_TASK OBJECTIVE_:
Output the entries below exactly as written, omitting pictures.

_DATASET ROWS_:

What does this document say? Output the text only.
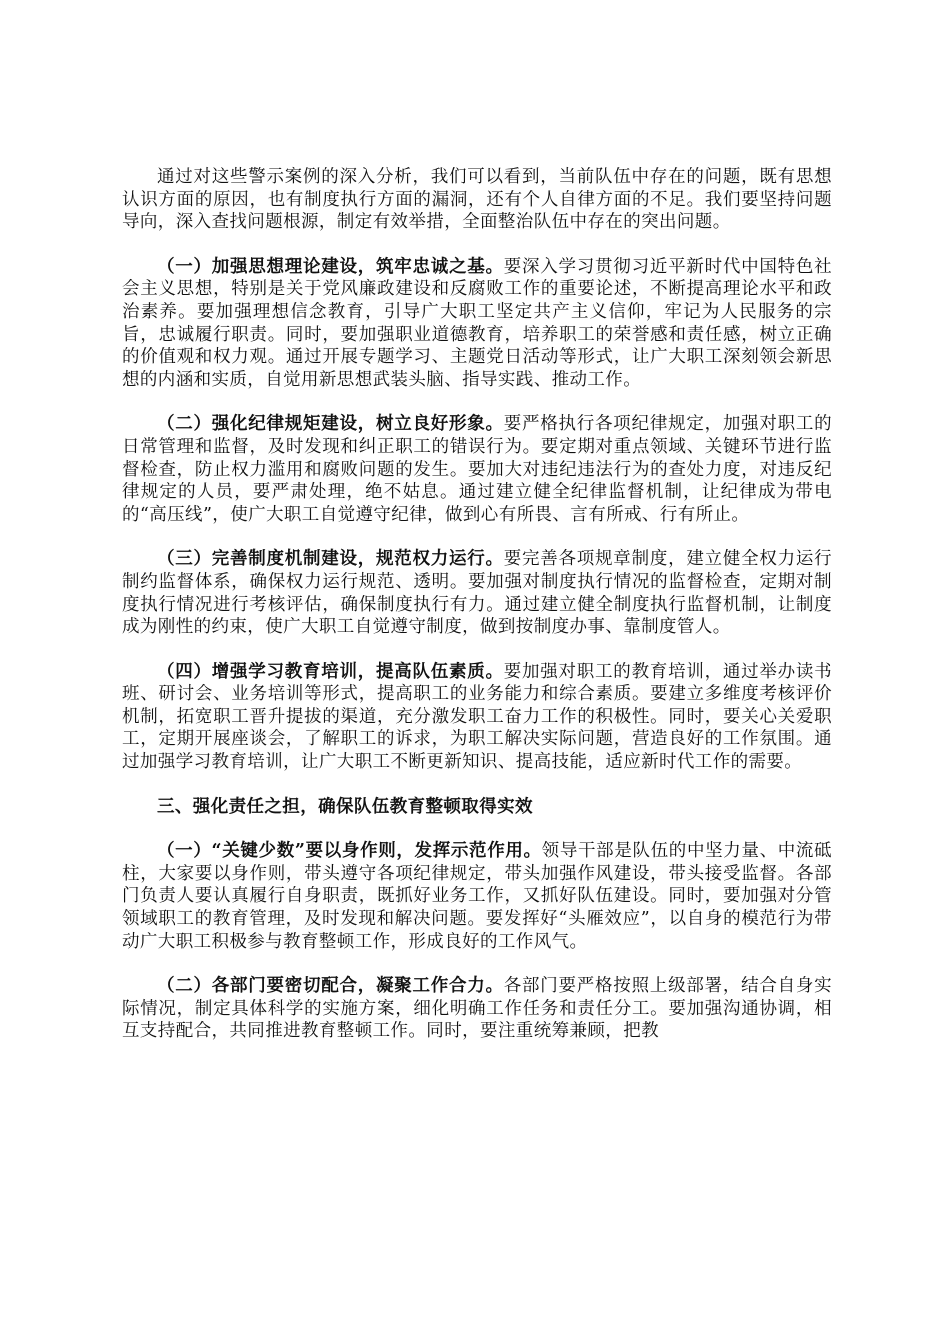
通过对这些警示案例的深入分析，我们可以看到，当前队伍中存在的问题，既有思想认识方面的原因，也有制度执行方面的漏洞，还有个人自律方面的不足。我们要坚持问题导向，深入查找问题根源，制定有效举措，全面整治队伍中存在的突出问题。

（一）加强思想理论建设，筑牢忠诚之基。要深入学习贯彻习近平新时代中国特色社会主义思想，特别是关于党风廉政建设和反腐败工作的重要论述，不断提高理论水平和政治素养。要加强理想信念教育，引导广大职工坚定共产主义信仰，牢记为人民服务的宗旨，忠诚履行职责。同时，要加强职业道德教育，培养职工的荣誉感和责任感，树立正确的价值观和权力观。通过开展专题学习、主题党日活动等形式，让广大职工深刻领会新思想的内涵和实质，自觉用新思想武装头脑、指导实践、推动工作。

（二）强化纪律规矩建设，树立良好形象。要严格执行各项纪律规定，加强对职工的日常管理和监督，及时发现和纠正职工的错误行为。要定期对重点领域、关键环节进行监督检查，防止权力滥用和腐败问题的发生。要加大对违纪违法行为的查处力度，对违反纪律规定的人员，要严肃处理，绝不姑息。通过建立健全纪律监督机制，让纪律成为带电的“高压线”，使广大职工自觉遵守纪律，做到心有所畏、言有所戒、行有所止。

（三）完善制度机制建设，规范权力运行。要完善各项规章制度，建立健全权力运行制约监督体系，确保权力运行规范、透明。要加强对制度执行情况的监督检查，定期对制度执行情况进行考核评估，确保制度执行有力。通过建立健全制度执行监督机制，让制度成为刚性的约束，使广大职工自觉遵守制度，做到按制度办事、靠制度管人。

（四）增强学习教育培训，提高队伍素质。要加强对职工的教育培训，通过举办读书班、研讨会、业务培训等形式，提高职工的业务能力和综合素质。要建立多维度考核评价机制，拓宽职工晋升提拔的渠道，充分激发职工奋力工作的积极性。同时，要关心关爱职工，定期开展座谈会，了解职工的诉求，为职工解决实际问题，营造良好的工作氛围。通过加强学习教育培训，让广大职工不断更新知识、提高技能，适应新时代工作的需要。

三、强化责任之担，确保队伍教育整顿取得实效

（一）“关键少数”要以身作则，发挥示范作用。领导干部是队伍的中坚力量、中流砥柱，大家要以身作则，带头遵守各项纪律规定，带头加强作风建设，带头接受监督。各部门负责人要认真履行自身职责，既抓好业务工作，又抓好队伍建设。同时，要加强对分管领域职工的教育管理，及时发现和解决问题。要发挥好“头雁效应”，以自身的模范行为带动广大职工积极参与教育整顿工作，形成良好的工作风气。

（二）各部门要密切配合，凝聚工作合力。各部门要严格按照上级部署，结合自身实际情况，制定具体科学的实施方案，细化明确工作任务和责任分工。要加强沟通协调，相互支持配合，共同推进教育整顿工作。同时，要注重统筹兼顾，把教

_FULL ANSWER_:
What does this document say? Output the text only.
通过对这些警示案例的深入分析，我们可以看到，当前队伍中存在的问题，既有思想认识方面的原因，也有制度执行方面的漏洞，还有个人自律方面的不足。我们要坚持问题导向，深入查找问题根源，制定有效举措，全面整治队伍中存在的突出问题。

（一）加强思想理论建设，筑牢忠诚之基。要深入学习贯彻习近平新时代中国特色社会主义思想，特别是关于党风廉政建设和反腐败工作的重要论述，不断提高理论水平和政治素养。要加强理想信念教育，引导广大职工坚定共产主义信仰，牢记为人民服务的宗旨，忠诚履行职责。同时，要加强职业道德教育，培养职工的荣誉感和责任感，树立正确的价值观和权力观。通过开展专题学习、主题党日活动等形式，让广大职工深刻领会新思想的内涵和实质，自觉用新思想武装头脑、指导实践、推动工作。

（二）强化纪律规矩建设，树立良好形象。要严格执行各项纪律规定，加强对职工的日常管理和监督，及时发现和纠正职工的错误行为。要定期对重点领域、关键环节进行监督检查，防止权力滥用和腐败问题的发生。要加大对违纪违法行为的查处力度，对违反纪律规定的人员，要严肃处理，绝不姑息。通过建立健全纪律监督机制，让纪律成为带电的“高压线”，使广大职工自觉遵守纪律，做到心有所畏、言有所戒、行有所止。

（三）完善制度机制建设，规范权力运行。要完善各项规章制度，建立健全权力运行制约监督体系，确保权力运行规范、透明。要加强对制度执行情况的监督检查，定期对制度执行情况进行考核评估，确保制度执行有力。通过建立健全制度执行监督机制，让制度成为刚性的约束，使广大职工自觉遵守制度，做到按制度办事、靠制度管人。

（四）增强学习教育培训，提高队伍素质。要加强对职工的教育培训，通过举办读书班、研讨会、业务培训等形式，提高职工的业务能力和综合素质。要建立多维度考核评价机制，拓宽职工晋升提拔的渠道，充分激发职工奋力工作的积极性。同时，要关心关爱职工，定期开展座谈会，了解职工的诉求，为职工解决实际问题，营造良好的工作氛围。通过加强学习教育培训，让广大职工不断更新知识、提高技能，适应新时代工作的需要。

三、强化责任之担，确保队伍教育整顿取得实效

（一）“关键少数”要以身作则，发挥示范作用。领导干部是队伍的中坚力量、中流砥柱，大家要以身作则，带头遵守各项纪律规定，带头加强作风建设，带头接受监督。各部门负责人要认真履行自身职责，既抓好业务工作，又抓好队伍建设。同时，要加强对分管领域职工的教育管理，及时发现和解决问题。要发挥好“头雁效应”，以自身的模范行为带动广大职工积极参与教育整顿工作，形成良好的工作风气。

（二）各部门要密切配合，凝聚工作合力。各部门要严格按照上级部署，结合自身实际情况，制定具体科学的实施方案，细化明确工作任务和责任分工。要加强沟通协调，相互支持配合，共同推进教育整顿工作。同时，要注重统筹兼顾，把教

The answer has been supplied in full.